** Begin **

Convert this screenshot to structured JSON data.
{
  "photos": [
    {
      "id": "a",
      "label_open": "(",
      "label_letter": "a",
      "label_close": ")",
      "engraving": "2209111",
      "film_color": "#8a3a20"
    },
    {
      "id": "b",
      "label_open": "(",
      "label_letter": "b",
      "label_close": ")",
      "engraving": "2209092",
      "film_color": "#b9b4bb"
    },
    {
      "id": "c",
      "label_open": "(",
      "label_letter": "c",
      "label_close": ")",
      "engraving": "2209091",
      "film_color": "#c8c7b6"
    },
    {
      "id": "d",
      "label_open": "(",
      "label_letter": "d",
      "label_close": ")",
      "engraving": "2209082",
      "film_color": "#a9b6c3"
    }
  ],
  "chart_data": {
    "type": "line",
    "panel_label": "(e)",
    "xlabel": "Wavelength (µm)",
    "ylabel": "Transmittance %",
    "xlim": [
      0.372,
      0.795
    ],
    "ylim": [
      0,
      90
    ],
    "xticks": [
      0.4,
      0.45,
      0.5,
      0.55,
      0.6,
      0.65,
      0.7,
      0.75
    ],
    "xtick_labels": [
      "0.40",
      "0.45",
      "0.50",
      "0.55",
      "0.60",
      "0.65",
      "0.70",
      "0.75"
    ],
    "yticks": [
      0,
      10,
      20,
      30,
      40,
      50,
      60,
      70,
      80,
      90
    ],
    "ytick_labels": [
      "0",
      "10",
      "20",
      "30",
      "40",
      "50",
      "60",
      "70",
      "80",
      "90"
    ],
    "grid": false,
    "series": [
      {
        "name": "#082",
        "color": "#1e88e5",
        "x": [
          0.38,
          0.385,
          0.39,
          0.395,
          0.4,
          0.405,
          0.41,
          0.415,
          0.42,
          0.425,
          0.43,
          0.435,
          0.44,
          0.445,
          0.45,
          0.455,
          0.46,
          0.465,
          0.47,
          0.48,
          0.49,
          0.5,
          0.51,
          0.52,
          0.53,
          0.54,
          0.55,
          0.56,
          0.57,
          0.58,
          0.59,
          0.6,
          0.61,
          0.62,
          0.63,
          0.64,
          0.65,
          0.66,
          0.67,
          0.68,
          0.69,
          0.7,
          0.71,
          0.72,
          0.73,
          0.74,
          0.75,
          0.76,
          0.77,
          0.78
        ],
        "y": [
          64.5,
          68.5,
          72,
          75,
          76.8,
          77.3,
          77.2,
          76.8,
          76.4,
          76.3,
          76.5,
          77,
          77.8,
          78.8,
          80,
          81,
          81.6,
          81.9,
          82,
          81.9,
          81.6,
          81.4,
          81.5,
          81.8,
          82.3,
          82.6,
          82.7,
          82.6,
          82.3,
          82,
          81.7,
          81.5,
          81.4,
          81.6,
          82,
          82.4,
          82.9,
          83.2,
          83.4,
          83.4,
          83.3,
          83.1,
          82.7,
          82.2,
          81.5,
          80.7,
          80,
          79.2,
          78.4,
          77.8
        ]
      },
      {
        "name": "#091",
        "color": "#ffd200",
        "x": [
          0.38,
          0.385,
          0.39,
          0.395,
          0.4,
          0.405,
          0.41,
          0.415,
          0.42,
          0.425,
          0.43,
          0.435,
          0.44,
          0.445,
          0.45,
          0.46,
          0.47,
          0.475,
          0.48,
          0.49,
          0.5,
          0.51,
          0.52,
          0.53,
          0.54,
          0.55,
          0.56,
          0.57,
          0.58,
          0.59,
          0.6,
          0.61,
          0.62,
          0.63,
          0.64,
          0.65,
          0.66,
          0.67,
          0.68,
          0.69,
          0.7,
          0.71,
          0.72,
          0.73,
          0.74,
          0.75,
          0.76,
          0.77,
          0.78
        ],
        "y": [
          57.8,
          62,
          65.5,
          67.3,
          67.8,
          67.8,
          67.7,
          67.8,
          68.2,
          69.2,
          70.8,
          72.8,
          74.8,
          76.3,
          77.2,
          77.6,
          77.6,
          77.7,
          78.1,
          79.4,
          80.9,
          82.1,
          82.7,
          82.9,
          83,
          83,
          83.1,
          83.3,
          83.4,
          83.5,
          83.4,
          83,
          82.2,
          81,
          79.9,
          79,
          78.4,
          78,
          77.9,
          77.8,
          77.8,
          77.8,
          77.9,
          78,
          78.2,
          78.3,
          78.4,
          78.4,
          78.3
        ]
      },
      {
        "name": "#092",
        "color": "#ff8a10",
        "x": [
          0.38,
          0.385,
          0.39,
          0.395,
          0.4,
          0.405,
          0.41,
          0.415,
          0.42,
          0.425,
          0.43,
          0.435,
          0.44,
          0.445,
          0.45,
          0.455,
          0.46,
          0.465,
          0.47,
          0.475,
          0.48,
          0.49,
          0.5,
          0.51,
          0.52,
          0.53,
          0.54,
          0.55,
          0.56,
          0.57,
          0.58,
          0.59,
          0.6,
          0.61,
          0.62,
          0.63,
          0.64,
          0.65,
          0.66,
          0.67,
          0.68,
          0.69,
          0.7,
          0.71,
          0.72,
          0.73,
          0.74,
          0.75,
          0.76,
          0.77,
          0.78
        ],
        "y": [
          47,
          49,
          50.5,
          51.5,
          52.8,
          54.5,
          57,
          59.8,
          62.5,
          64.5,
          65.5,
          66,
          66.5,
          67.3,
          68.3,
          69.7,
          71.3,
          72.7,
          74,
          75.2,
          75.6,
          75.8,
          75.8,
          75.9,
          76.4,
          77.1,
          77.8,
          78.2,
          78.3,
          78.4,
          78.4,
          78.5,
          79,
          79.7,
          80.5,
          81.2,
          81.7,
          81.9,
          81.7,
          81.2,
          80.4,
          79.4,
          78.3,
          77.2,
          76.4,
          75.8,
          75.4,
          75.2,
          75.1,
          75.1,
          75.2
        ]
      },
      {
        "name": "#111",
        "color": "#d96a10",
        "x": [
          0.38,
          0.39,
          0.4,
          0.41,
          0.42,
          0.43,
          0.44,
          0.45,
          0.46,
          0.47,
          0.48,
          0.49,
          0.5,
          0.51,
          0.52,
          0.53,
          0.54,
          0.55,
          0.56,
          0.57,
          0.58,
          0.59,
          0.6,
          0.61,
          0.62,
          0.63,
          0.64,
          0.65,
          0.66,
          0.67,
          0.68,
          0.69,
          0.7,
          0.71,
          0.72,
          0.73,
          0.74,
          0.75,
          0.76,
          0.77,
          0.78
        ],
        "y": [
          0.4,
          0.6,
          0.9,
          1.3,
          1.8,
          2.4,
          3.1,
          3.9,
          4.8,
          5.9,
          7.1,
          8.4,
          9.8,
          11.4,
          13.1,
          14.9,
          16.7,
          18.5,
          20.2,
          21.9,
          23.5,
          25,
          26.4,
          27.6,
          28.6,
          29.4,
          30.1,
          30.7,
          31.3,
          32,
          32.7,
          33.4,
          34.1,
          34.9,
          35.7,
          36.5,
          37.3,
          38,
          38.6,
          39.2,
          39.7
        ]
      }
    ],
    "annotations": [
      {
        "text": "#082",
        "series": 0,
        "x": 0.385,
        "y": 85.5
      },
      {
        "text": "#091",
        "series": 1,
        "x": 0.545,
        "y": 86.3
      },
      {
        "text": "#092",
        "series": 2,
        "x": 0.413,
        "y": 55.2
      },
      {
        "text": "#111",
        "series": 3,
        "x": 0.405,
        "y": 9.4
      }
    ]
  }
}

** End **

Print every entry exactly as it appears.

CORRECT RESPONSE:
Convert this screenshot to structured JSON data.
{
  "photos": [
    {
      "id": "a",
      "label_open": "(",
      "label_letter": "a",
      "label_close": ")",
      "engraving": "2209111",
      "film_color": "#8a3a20"
    },
    {
      "id": "b",
      "label_open": "(",
      "label_letter": "b",
      "label_close": ")",
      "engraving": "2209092",
      "film_color": "#b9b4bb"
    },
    {
      "id": "c",
      "label_open": "(",
      "label_letter": "c",
      "label_close": ")",
      "engraving": "2209091",
      "film_color": "#c8c7b6"
    },
    {
      "id": "d",
      "label_open": "(",
      "label_letter": "d",
      "label_close": ")",
      "engraving": "2209082",
      "film_color": "#a9b6c3"
    }
  ],
  "chart_data": {
    "type": "line",
    "panel_label": "(e)",
    "xlabel": "Wavelength (µm)",
    "ylabel": "Transmittance %",
    "xlim": [
      0.372,
      0.795
    ],
    "ylim": [
      0,
      90
    ],
    "xticks": [
      0.4,
      0.45,
      0.5,
      0.55,
      0.6,
      0.65,
      0.7,
      0.75
    ],
    "xtick_labels": [
      "0.40",
      "0.45",
      "0.50",
      "0.55",
      "0.60",
      "0.65",
      "0.70",
      "0.75"
    ],
    "yticks": [
      0,
      10,
      20,
      30,
      40,
      50,
      60,
      70,
      80,
      90
    ],
    "ytick_labels": [
      "0",
      "10",
      "20",
      "30",
      "40",
      "50",
      "60",
      "70",
      "80",
      "90"
    ],
    "grid": false,
    "series": [
      {
        "name": "#082",
        "color": "#1e88e5",
        "x": [
          0.38,
          0.385,
          0.39,
          0.395,
          0.4,
          0.405,
          0.41,
          0.415,
          0.42,
          0.425,
          0.43,
          0.435,
          0.44,
          0.445,
          0.45,
          0.455,
          0.46,
          0.465,
          0.47,
          0.48,
          0.49,
          0.5,
          0.51,
          0.52,
          0.53,
          0.54,
          0.55,
          0.56,
          0.57,
          0.58,
          0.59,
          0.6,
          0.61,
          0.62,
          0.63,
          0.64,
          0.65,
          0.66,
          0.67,
          0.68,
          0.69,
          0.7,
          0.71,
          0.72,
          0.73,
          0.74,
          0.75,
          0.76,
          0.77,
          0.78
        ],
        "y": [
          64.5,
          68.5,
          72,
          75,
          76.8,
          77.3,
          77.2,
          76.8,
          76.4,
          76.3,
          76.5,
          77,
          77.8,
          78.8,
          80,
          81,
          81.6,
          81.9,
          82,
          81.9,
          81.6,
          81.4,
          81.5,
          81.8,
          82.3,
          82.6,
          82.7,
          82.6,
          82.3,
          82,
          81.7,
          81.5,
          81.4,
          81.6,
          82,
          82.4,
          82.9,
          83.2,
          83.4,
          83.4,
          83.3,
          83.1,
          82.7,
          82.2,
          81.5,
          80.7,
          80,
          79.2,
          78.4,
          77.8
        ]
      },
      {
        "name": "#091",
        "color": "#ffd200",
        "x": [
          0.38,
          0.385,
          0.39,
          0.395,
          0.4,
          0.405,
          0.41,
          0.415,
          0.42,
          0.425,
          0.43,
          0.435,
          0.44,
          0.445,
          0.45,
          0.46,
          0.47,
          0.475,
          0.48,
          0.49,
          0.5,
          0.51,
          0.52,
          0.53,
          0.54,
          0.55,
          0.56,
          0.57,
          0.58,
          0.59,
          0.6,
          0.61,
          0.62,
          0.63,
          0.64,
          0.65,
          0.66,
          0.67,
          0.68,
          0.69,
          0.7,
          0.71,
          0.72,
          0.73,
          0.74,
          0.75,
          0.76,
          0.77,
          0.78
        ],
        "y": [
          57.8,
          62,
          65.5,
          67.3,
          67.8,
          67.8,
          67.7,
          67.8,
          68.2,
          69.2,
          70.8,
          72.8,
          74.8,
          76.3,
          77.2,
          77.6,
          77.6,
          77.7,
          78.1,
          79.4,
          80.9,
          82.1,
          82.7,
          82.9,
          83,
          83,
          83.1,
          83.3,
          83.4,
          83.5,
          83.4,
          83,
          82.2,
          81,
          79.9,
          79,
          78.4,
          78,
          77.9,
          77.8,
          77.8,
          77.8,
          77.9,
          78,
          78.2,
          78.3,
          78.4,
          78.4,
          78.3
        ]
      },
      {
        "name": "#092",
        "color": "#ff8a10",
        "x": [
          0.38,
          0.385,
          0.39,
          0.395,
          0.4,
          0.405,
          0.41,
          0.415,
          0.42,
          0.425,
          0.43,
          0.435,
          0.44,
          0.445,
          0.45,
          0.455,
          0.46,
          0.465,
          0.47,
          0.475,
          0.48,
          0.49,
          0.5,
          0.51,
          0.52,
          0.53,
          0.54,
          0.55,
          0.56,
          0.57,
          0.58,
          0.59,
          0.6,
          0.61,
          0.62,
          0.63,
          0.64,
          0.65,
          0.66,
          0.67,
          0.68,
          0.69,
          0.7,
          0.71,
          0.72,
          0.73,
          0.74,
          0.75,
          0.76,
          0.77,
          0.78
        ],
        "y": [
          47,
          49,
          50.5,
          51.5,
          52.8,
          54.5,
          57,
          59.8,
          62.5,
          64.5,
          65.5,
          66,
          66.5,
          67.3,
          68.3,
          69.7,
          71.3,
          72.7,
          74,
          75.2,
          75.6,
          75.8,
          75.8,
          75.9,
          76.4,
          77.1,
          77.8,
          78.2,
          78.3,
          78.4,
          78.4,
          78.5,
          79,
          79.7,
          80.5,
          81.2,
          81.7,
          81.9,
          81.7,
          81.2,
          80.4,
          79.4,
          78.3,
          77.2,
          76.4,
          75.8,
          75.4,
          75.2,
          75.1,
          75.1,
          75.2
        ]
      },
      {
        "name": "#111",
        "color": "#d96a10",
        "x": [
          0.38,
          0.39,
          0.4,
          0.41,
          0.42,
          0.43,
          0.44,
          0.45,
          0.46,
          0.47,
          0.48,
          0.49,
          0.5,
          0.51,
          0.52,
          0.53,
          0.54,
          0.55,
          0.56,
          0.57,
          0.58,
          0.59,
          0.6,
          0.61,
          0.62,
          0.63,
          0.64,
          0.65,
          0.66,
          0.67,
          0.68,
          0.69,
          0.7,
          0.71,
          0.72,
          0.73,
          0.74,
          0.75,
          0.76,
          0.77,
          0.78
        ],
        "y": [
          0.4,
          0.6,
          0.9,
          1.3,
          1.8,
          2.4,
          3.1,
          3.9,
          4.8,
          5.9,
          7.1,
          8.4,
          9.8,
          11.4,
          13.1,
          14.9,
          16.7,
          18.5,
          20.2,
          21.9,
          23.5,
          25,
          26.4,
          27.6,
          28.6,
          29.4,
          30.1,
          30.7,
          31.3,
          32,
          32.7,
          33.4,
          34.1,
          34.9,
          35.7,
          36.5,
          37.3,
          38,
          38.6,
          39.2,
          39.7
        ]
      }
    ],
    "annotations": [
      {
        "text": "#082",
        "series": 0,
        "x": 0.385,
        "y": 85.5
      },
      {
        "text": "#091",
        "series": 1,
        "x": 0.545,
        "y": 86.3
      },
      {
        "text": "#092",
        "series": 2,
        "x": 0.413,
        "y": 55.2
      },
      {
        "text": "#111",
        "series": 3,
        "x": 0.405,
        "y": 9.4
      }
    ]
  }
}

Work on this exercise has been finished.